Data records

--- BEGIN ---

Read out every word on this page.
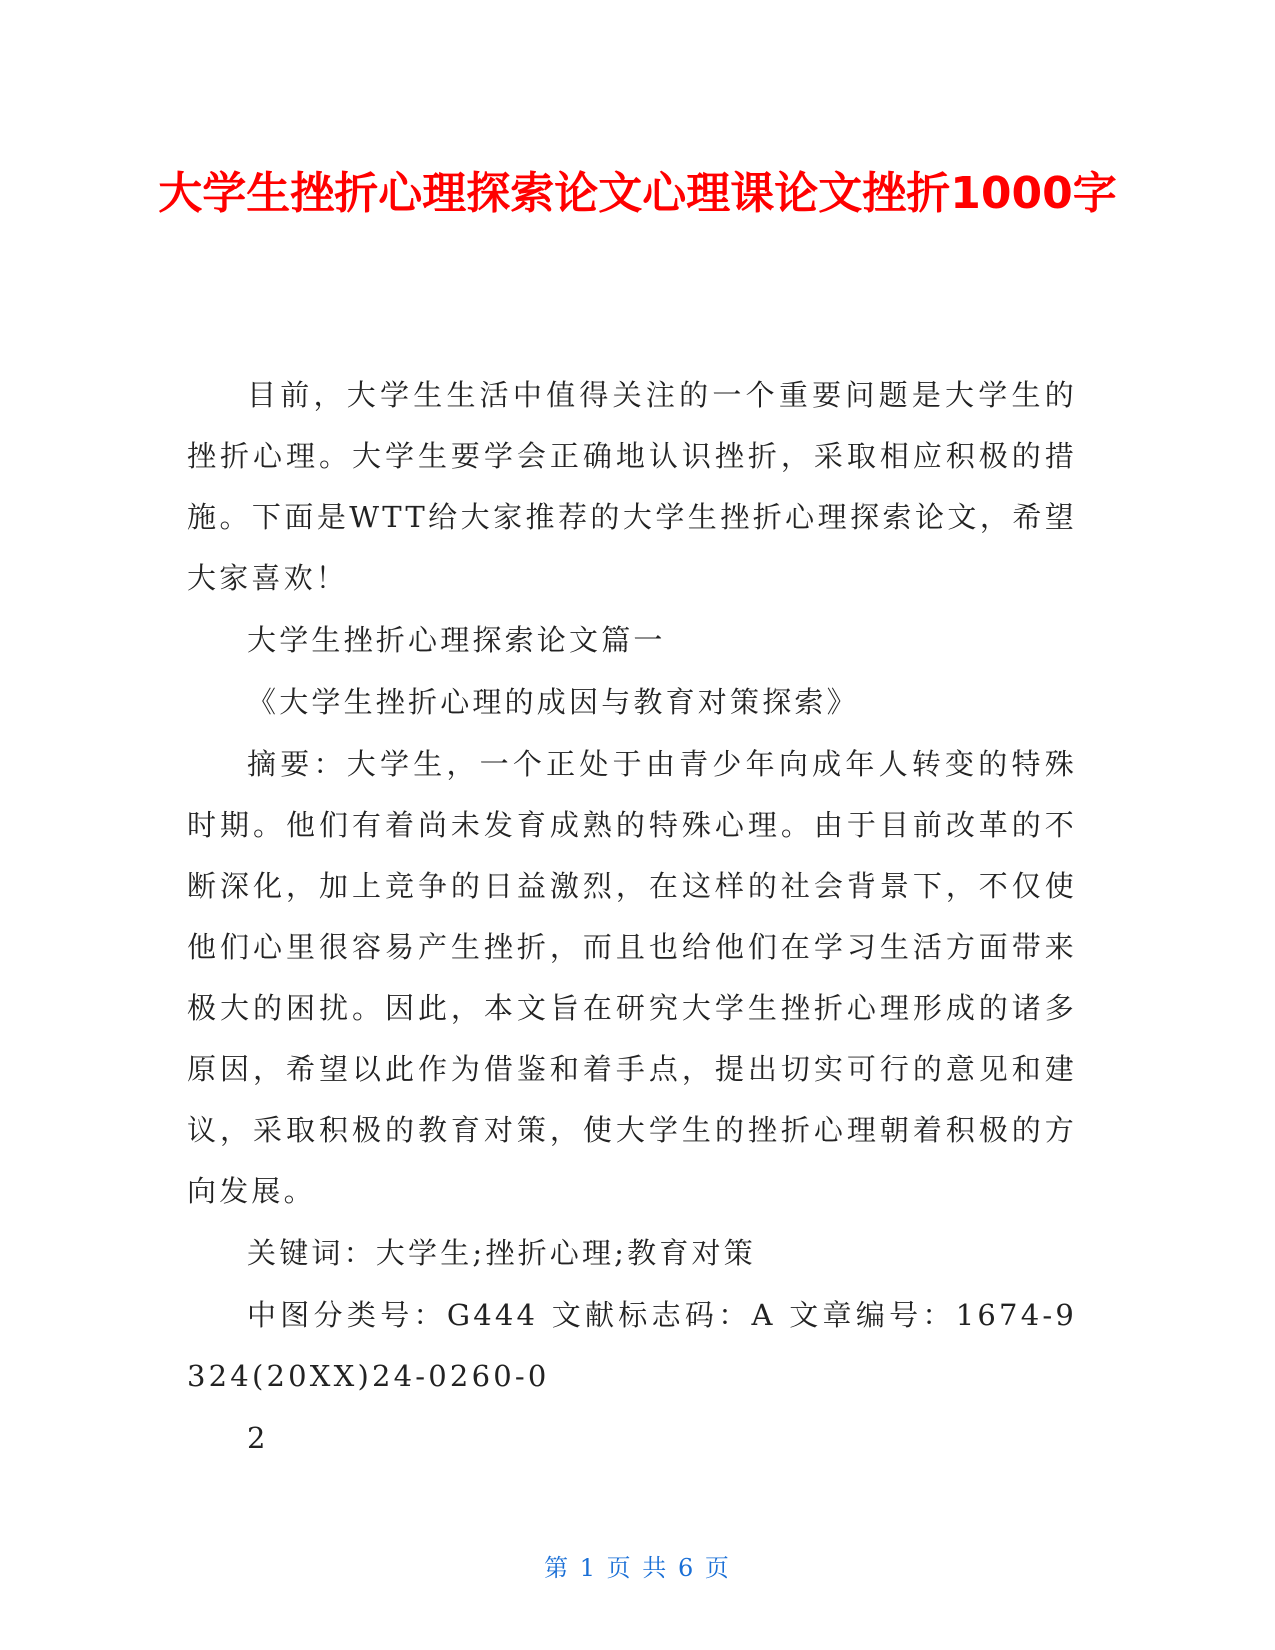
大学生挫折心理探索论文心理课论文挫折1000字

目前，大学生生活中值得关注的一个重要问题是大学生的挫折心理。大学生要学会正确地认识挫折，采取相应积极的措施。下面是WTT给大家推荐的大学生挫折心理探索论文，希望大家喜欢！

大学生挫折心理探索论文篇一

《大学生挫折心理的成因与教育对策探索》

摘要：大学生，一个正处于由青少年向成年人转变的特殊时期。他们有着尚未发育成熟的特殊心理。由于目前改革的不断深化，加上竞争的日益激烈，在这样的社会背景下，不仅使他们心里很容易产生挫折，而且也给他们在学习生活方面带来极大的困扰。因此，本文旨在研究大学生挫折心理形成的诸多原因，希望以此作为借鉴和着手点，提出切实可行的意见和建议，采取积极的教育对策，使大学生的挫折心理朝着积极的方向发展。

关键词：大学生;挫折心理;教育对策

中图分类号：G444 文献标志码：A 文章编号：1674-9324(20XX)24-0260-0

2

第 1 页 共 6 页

--- END ---
--- BEGIN ---

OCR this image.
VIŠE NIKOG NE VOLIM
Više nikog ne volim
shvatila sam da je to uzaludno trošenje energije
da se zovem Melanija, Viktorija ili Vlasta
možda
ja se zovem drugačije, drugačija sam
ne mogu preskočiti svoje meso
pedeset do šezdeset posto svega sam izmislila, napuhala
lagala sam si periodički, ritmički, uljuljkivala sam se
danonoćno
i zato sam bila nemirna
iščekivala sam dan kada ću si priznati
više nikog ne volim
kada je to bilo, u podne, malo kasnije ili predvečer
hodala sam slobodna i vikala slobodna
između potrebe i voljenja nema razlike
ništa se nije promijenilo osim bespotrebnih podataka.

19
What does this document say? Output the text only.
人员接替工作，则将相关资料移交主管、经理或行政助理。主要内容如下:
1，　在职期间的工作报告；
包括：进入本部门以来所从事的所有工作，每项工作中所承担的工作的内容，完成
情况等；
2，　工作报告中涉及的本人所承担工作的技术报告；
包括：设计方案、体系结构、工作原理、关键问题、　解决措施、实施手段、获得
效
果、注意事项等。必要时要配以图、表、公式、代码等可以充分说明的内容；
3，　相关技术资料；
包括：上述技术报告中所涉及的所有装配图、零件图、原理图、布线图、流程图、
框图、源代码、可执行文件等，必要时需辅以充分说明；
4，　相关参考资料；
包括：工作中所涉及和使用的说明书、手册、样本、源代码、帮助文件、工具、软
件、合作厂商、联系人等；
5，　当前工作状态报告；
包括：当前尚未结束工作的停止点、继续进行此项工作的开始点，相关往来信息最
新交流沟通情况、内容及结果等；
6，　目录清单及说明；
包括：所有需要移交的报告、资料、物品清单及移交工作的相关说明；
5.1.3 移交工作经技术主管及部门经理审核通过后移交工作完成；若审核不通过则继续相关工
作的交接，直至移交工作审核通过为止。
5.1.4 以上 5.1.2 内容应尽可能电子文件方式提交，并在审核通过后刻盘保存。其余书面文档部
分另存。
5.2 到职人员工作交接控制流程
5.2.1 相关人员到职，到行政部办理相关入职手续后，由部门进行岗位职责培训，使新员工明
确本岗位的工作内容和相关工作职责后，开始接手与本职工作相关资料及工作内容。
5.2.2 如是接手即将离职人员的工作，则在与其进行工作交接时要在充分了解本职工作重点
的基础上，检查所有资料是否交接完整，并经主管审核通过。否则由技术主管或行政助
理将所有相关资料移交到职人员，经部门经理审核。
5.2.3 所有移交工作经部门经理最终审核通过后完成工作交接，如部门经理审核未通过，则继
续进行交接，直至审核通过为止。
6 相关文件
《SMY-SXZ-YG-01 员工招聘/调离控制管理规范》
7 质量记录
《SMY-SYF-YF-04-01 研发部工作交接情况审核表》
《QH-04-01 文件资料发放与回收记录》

--- END ---

_Exercise_.
Copy each line of the entries that includes the word "kada".

_Right answer_.
iščekivala sam dan kada ću si priznati
kada je to bilo, u podne, malo kasnije ili predvečer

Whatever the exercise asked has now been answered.